**Task details:** Single out the lines that include the word "спроса". Copy them.

- - - - - - -

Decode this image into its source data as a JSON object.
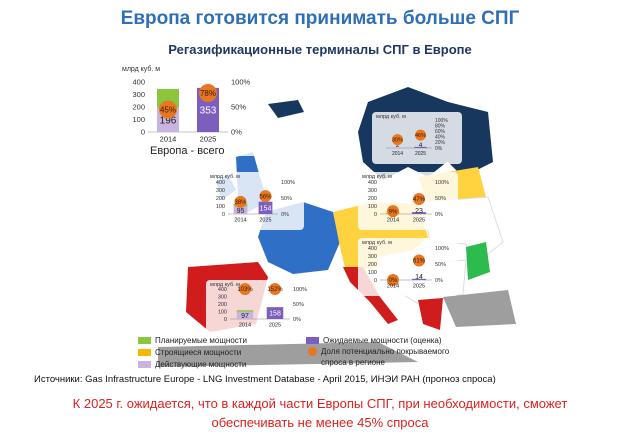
{
  "title": "Европа готовится принимать больше СПГ",
  "subtitle": "Регазификационные терминалы СПГ в Европе",
  "europe_label": "Европа - всего",
  "colors": {
    "planned": "#8cc63f",
    "under_construction": "#f5b800",
    "operating": "#c9b3e0",
    "expected": "#7b5fbf",
    "share_dot": "#e87722",
    "map_blue": "#2f6fc6",
    "map_red": "#d01c1c",
    "map_navy": "#17375e",
    "map_yellow": "#ffd23f",
    "map_green": "#2dbb4f",
    "map_grey": "#9e9e9e"
  },
  "legend": {
    "planned": "Планируемые мощности",
    "under_construction": "Строящиеся мощности",
    "operating": "Действующие мощности",
    "expected": "Ожидаемые мощности (оценка)",
    "share_line1": "Доля потенциально покрываемого",
    "share_line2": "спроса в регионе"
  },
  "source": "Источники: Gas Infrastructure Europe - LNG Investment Database - April 2015, ИНЭИ РАН (прогноз спроса)",
  "footer_line1": "К 2025 г. ожидается, что в каждой части Европы СПГ, при необходимости, сможет",
  "footer_line2": "обеспечивать не менее 45% спроса",
  "chart_data": [
    {
      "id": "europe",
      "type": "bar",
      "title": "Европа - всего",
      "ylabel": "млрд куб. м",
      "categories": [
        "2014",
        "2025"
      ],
      "ylim": [
        0,
        400
      ],
      "yticks": [
        "0",
        "100",
        "200",
        "300",
        "400"
      ],
      "y2ticks": [
        "0%",
        "50%",
        "100%"
      ],
      "stacks": [
        [
          {
            "key": "operating",
            "value": 196,
            "label": "196"
          },
          {
            "key": "planned",
            "value": 149
          }
        ],
        [
          {
            "key": "expected",
            "value": 353,
            "label": "353"
          }
        ]
      ],
      "shares": [
        "45%",
        "78%"
      ],
      "share_values": [
        45,
        78
      ]
    },
    {
      "id": "north",
      "type": "bar",
      "ylabel": "млрд куб. м",
      "categories": [
        "2014",
        "2025"
      ],
      "ylim": [
        0,
        100
      ],
      "y2ticks": [
        "0%",
        "20%",
        "40%",
        "60%",
        "80%",
        "100%"
      ],
      "stacks": [
        [
          {
            "key": "operating",
            "value": 2,
            "label": "2"
          }
        ],
        [
          {
            "key": "expected",
            "value": 4,
            "label": "4"
          }
        ]
      ],
      "shares": [
        "30%",
        "46%"
      ],
      "share_values": [
        30,
        46
      ]
    },
    {
      "id": "northwest",
      "type": "bar",
      "ylabel": "млрд куб. м",
      "categories": [
        "2014",
        "2025"
      ],
      "ylim": [
        0,
        400
      ],
      "yticks": [
        "0",
        "100",
        "200",
        "300",
        "400"
      ],
      "y2ticks": [
        "0%",
        "50%",
        "100%"
      ],
      "stacks": [
        [
          {
            "key": "operating",
            "value": 95,
            "label": "95"
          },
          {
            "key": "planned",
            "value": 30
          }
        ],
        [
          {
            "key": "expected",
            "value": 154,
            "label": "154"
          }
        ]
      ],
      "shares": [
        "38%",
        "56%"
      ],
      "share_values": [
        38,
        56
      ]
    },
    {
      "id": "central",
      "type": "bar",
      "ylabel": "млрд куб. м",
      "categories": [
        "2014",
        "2025"
      ],
      "ylim": [
        0,
        400
      ],
      "yticks": [
        "0",
        "100",
        "200",
        "300",
        "400"
      ],
      "y2ticks": [
        "0%",
        "50%",
        "100%"
      ],
      "stacks": [
        [
          {
            "key": "operating",
            "value": 8,
            "label": "8"
          },
          {
            "key": "under_construction",
            "value": 10
          }
        ],
        [
          {
            "key": "expected",
            "value": 23,
            "label": "23"
          }
        ]
      ],
      "shares": [
        "9%",
        "47%"
      ],
      "share_values": [
        9,
        47
      ]
    },
    {
      "id": "southeast",
      "type": "bar",
      "ylabel": "млрд куб. м",
      "categories": [
        "2014",
        "2025"
      ],
      "ylim": [
        0,
        400
      ],
      "yticks": [
        "0",
        "100",
        "200",
        "300",
        "400"
      ],
      "y2ticks": [
        "0%",
        "50%",
        "100%"
      ],
      "stacks": [
        [
          {
            "key": "operating",
            "value": 0,
            "label": "0"
          }
        ],
        [
          {
            "key": "expected",
            "value": 14,
            "label": "14"
          }
        ]
      ],
      "shares": [
        "0%",
        "61%"
      ],
      "share_values": [
        0,
        61
      ]
    },
    {
      "id": "southwest",
      "type": "bar",
      "ylabel": "млрд куб. м",
      "categories": [
        "2014",
        "2025"
      ],
      "ylim": [
        0,
        400
      ],
      "yticks": [
        "0",
        "100",
        "200",
        "300",
        "400"
      ],
      "y2ticks": [
        "0%",
        "50%",
        "100%"
      ],
      "stacks": [
        [
          {
            "key": "operating",
            "value": 97,
            "label": "97"
          },
          {
            "key": "planned",
            "value": 20
          }
        ],
        [
          {
            "key": "expected",
            "value": 158,
            "label": "158"
          }
        ]
      ],
      "shares": [
        "103%",
        "152%"
      ],
      "share_values": [
        103,
        152
      ]
    }
  ]
}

- - - - - - -

**Correct output:**
    "share_line2": "спроса в регионе"
  "source": "Источники: Gas Infrastructure Europe - LNG Investment Database - April 2015, ИНЭИ РАН (прогноз спроса)",
  "footer_line2": "обеспечивать не менее 45% спроса",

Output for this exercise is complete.